[Records from a dataset]
--------------------

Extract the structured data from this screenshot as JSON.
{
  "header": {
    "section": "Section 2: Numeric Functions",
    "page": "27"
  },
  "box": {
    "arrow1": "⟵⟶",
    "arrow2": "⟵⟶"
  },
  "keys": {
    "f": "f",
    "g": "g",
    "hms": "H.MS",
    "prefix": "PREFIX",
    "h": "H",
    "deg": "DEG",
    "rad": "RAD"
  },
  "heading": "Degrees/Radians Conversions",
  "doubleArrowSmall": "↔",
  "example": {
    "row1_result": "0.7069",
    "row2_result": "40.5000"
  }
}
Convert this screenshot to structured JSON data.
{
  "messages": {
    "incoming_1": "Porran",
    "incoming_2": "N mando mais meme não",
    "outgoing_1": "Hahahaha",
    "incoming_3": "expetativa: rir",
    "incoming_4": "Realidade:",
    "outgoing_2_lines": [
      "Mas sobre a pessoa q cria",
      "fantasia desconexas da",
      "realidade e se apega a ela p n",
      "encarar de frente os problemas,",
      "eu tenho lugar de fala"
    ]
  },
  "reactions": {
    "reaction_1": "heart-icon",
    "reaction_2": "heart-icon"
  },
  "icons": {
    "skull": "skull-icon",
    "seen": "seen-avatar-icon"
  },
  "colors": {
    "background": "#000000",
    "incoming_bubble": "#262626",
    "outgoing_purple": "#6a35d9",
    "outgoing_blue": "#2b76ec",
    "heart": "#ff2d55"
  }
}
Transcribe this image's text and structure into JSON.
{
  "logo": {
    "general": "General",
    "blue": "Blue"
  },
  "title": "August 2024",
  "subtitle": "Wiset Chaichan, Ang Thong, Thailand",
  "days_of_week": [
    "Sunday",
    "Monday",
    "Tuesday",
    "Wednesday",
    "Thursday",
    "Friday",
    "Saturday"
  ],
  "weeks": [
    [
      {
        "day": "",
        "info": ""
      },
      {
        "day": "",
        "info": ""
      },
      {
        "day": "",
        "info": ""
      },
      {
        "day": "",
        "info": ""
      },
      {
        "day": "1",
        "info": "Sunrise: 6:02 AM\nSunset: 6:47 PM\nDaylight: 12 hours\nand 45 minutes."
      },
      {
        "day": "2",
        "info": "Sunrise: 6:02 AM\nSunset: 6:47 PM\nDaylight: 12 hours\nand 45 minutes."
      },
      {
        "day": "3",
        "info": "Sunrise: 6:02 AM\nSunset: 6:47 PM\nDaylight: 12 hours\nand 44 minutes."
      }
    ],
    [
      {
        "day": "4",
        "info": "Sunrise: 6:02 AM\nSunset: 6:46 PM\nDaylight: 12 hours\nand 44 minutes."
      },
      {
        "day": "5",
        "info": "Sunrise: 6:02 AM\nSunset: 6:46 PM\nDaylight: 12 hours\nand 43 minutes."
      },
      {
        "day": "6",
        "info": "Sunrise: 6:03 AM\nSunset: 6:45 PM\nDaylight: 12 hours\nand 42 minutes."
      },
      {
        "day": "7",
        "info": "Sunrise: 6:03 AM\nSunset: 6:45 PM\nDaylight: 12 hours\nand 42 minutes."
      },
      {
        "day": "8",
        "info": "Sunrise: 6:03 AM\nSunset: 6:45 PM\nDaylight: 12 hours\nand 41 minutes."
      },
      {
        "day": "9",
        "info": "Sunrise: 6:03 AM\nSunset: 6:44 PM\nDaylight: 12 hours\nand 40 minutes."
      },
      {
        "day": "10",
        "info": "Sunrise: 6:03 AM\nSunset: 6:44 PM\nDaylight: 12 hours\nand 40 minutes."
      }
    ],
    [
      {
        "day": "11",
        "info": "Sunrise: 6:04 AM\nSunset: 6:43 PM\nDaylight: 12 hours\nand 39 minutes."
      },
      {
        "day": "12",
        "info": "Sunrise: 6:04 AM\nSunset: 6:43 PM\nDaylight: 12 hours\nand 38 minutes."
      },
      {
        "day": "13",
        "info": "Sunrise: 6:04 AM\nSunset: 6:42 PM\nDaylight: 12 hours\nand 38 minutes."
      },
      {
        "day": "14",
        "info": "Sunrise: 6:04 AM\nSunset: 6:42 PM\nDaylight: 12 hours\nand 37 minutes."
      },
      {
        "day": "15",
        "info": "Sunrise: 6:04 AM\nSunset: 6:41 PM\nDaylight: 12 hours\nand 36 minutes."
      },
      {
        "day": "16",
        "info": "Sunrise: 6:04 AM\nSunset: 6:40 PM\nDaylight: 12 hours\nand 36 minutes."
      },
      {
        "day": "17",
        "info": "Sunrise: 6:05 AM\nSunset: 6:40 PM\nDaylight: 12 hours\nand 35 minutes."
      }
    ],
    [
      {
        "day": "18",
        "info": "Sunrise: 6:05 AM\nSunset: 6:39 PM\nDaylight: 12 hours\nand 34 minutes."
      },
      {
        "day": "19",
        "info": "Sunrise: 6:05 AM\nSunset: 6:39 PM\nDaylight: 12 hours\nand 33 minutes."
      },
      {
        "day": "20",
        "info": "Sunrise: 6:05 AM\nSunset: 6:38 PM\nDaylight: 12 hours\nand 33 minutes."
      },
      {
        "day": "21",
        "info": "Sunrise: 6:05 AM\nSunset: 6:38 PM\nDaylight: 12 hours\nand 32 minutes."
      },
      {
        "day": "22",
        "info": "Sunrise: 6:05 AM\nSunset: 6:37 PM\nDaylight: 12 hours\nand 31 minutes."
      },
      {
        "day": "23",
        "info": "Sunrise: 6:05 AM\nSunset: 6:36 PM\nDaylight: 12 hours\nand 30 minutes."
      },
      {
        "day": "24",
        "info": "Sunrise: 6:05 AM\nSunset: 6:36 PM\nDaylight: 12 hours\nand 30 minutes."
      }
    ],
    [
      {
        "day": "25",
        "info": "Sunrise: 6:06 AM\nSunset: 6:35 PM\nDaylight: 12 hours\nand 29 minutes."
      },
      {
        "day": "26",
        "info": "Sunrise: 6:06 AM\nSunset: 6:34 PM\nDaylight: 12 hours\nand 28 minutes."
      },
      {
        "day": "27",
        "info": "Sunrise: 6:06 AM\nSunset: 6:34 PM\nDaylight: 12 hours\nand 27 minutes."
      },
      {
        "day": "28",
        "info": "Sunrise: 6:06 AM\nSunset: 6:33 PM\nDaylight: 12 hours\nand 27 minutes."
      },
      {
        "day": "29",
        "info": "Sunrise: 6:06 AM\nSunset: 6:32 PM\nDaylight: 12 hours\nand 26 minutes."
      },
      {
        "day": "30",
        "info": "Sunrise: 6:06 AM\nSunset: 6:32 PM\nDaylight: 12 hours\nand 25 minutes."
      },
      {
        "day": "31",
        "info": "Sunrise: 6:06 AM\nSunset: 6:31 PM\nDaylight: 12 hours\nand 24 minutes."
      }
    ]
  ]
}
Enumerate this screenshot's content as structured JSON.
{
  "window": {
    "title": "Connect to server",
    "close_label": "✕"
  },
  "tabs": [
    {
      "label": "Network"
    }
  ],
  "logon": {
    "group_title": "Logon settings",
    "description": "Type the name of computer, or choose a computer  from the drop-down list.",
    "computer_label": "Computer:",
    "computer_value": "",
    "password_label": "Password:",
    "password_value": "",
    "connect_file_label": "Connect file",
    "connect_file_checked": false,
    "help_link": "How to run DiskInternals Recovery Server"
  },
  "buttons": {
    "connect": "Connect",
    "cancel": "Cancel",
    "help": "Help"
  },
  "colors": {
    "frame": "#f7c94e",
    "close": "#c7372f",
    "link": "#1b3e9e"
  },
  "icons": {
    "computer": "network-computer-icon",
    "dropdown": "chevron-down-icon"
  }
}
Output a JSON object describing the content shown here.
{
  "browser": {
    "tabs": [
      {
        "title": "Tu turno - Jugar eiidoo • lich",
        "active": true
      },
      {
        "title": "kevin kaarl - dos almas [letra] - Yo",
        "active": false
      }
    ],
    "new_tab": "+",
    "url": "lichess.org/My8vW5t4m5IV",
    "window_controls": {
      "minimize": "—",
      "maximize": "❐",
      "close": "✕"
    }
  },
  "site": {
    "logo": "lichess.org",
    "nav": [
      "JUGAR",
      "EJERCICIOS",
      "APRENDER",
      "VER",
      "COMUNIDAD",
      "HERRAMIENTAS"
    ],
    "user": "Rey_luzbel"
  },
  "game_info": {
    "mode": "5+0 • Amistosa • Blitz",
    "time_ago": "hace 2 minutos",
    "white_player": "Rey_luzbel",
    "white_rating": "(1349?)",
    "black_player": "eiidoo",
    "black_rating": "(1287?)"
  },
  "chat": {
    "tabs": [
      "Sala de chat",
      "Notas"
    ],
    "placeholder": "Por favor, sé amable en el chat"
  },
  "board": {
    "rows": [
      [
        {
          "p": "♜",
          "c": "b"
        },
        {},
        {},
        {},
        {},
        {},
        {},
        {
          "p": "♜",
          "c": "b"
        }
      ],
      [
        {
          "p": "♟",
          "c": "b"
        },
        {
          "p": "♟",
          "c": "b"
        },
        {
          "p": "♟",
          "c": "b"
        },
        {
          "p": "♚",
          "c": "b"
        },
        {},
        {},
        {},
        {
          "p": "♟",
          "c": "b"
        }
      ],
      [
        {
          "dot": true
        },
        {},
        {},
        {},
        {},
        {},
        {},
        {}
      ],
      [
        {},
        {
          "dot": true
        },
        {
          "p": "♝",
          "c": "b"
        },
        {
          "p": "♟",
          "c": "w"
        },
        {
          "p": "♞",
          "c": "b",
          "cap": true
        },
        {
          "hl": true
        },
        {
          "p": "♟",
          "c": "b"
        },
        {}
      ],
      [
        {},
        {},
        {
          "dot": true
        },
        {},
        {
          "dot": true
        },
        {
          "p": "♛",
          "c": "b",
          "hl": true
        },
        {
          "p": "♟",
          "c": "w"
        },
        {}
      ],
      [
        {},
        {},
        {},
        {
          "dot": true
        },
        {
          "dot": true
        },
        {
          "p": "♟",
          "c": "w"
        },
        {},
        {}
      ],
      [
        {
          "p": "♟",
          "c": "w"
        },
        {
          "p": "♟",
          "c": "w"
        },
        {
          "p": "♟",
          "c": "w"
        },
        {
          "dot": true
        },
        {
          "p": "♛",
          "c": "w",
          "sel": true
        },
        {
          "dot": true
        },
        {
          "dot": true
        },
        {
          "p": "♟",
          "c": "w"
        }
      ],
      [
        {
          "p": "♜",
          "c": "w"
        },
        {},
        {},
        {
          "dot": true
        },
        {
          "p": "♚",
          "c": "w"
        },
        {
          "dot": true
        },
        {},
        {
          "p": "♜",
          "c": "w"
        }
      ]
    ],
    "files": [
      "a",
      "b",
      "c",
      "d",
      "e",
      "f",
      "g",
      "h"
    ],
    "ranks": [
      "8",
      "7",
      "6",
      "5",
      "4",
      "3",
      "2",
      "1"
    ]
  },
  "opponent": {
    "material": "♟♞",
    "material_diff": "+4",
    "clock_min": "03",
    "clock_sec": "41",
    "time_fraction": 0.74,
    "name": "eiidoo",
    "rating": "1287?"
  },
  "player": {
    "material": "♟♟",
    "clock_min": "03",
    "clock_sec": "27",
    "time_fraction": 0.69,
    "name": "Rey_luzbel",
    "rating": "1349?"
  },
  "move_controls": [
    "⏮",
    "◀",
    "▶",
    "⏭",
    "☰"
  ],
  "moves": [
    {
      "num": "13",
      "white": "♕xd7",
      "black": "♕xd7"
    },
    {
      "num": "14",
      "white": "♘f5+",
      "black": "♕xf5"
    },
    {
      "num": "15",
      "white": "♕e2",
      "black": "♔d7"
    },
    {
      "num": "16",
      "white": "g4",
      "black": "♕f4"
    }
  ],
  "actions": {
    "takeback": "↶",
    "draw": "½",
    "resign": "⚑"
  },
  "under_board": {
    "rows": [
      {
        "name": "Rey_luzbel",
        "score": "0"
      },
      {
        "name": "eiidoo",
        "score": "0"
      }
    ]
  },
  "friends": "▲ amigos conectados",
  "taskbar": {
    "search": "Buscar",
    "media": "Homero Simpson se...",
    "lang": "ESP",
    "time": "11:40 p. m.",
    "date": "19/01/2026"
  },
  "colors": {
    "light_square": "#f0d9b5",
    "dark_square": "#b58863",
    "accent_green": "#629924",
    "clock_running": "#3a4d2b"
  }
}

--------------------

* What the task asks *
Consider the entries above and return each line with the string "false".

* Solution for this task *
    "connect_file_checked": false,
        "active": false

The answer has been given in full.